Provide the count of lines that hold "label" and no other output.

Chart and figure data
Start
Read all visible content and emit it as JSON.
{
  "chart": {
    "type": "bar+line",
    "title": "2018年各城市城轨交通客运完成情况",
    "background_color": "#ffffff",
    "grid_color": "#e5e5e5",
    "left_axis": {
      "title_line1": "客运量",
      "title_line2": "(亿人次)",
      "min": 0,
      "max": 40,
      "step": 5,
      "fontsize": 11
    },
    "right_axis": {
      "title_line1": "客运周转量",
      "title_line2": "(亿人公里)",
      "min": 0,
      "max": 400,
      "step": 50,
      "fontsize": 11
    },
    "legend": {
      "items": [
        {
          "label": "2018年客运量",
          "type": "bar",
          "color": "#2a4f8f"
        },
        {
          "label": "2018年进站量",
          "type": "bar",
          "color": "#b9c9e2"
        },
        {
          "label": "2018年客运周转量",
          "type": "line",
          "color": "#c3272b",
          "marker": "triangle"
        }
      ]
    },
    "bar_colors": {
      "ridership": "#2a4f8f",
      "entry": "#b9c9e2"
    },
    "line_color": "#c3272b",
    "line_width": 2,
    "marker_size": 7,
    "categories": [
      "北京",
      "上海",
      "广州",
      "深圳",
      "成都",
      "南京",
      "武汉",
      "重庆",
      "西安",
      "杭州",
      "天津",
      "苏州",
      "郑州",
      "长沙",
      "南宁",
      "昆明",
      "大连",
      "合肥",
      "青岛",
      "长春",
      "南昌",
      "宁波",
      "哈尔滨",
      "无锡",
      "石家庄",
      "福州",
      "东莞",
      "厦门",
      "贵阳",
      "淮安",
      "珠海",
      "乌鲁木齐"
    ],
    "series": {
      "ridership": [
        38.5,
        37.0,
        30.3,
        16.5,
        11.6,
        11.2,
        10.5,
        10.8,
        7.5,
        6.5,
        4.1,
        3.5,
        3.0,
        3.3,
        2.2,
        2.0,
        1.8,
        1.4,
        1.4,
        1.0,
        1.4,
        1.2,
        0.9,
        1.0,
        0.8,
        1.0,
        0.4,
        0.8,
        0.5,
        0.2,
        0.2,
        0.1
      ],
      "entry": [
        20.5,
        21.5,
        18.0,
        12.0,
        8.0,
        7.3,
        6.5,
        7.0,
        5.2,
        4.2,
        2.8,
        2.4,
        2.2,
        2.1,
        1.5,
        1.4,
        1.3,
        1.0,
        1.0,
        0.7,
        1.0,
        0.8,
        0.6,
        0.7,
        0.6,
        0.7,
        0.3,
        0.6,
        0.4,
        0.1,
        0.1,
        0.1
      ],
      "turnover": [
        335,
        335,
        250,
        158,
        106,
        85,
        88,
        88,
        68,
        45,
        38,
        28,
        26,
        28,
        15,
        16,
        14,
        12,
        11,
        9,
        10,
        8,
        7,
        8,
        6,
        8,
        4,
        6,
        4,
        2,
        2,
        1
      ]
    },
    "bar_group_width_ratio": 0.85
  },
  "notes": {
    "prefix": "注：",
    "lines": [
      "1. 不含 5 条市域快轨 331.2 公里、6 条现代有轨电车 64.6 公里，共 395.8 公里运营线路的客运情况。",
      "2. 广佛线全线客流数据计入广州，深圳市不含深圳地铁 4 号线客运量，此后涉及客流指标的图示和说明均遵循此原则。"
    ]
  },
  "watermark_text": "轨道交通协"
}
End
__Finished exercise__. 3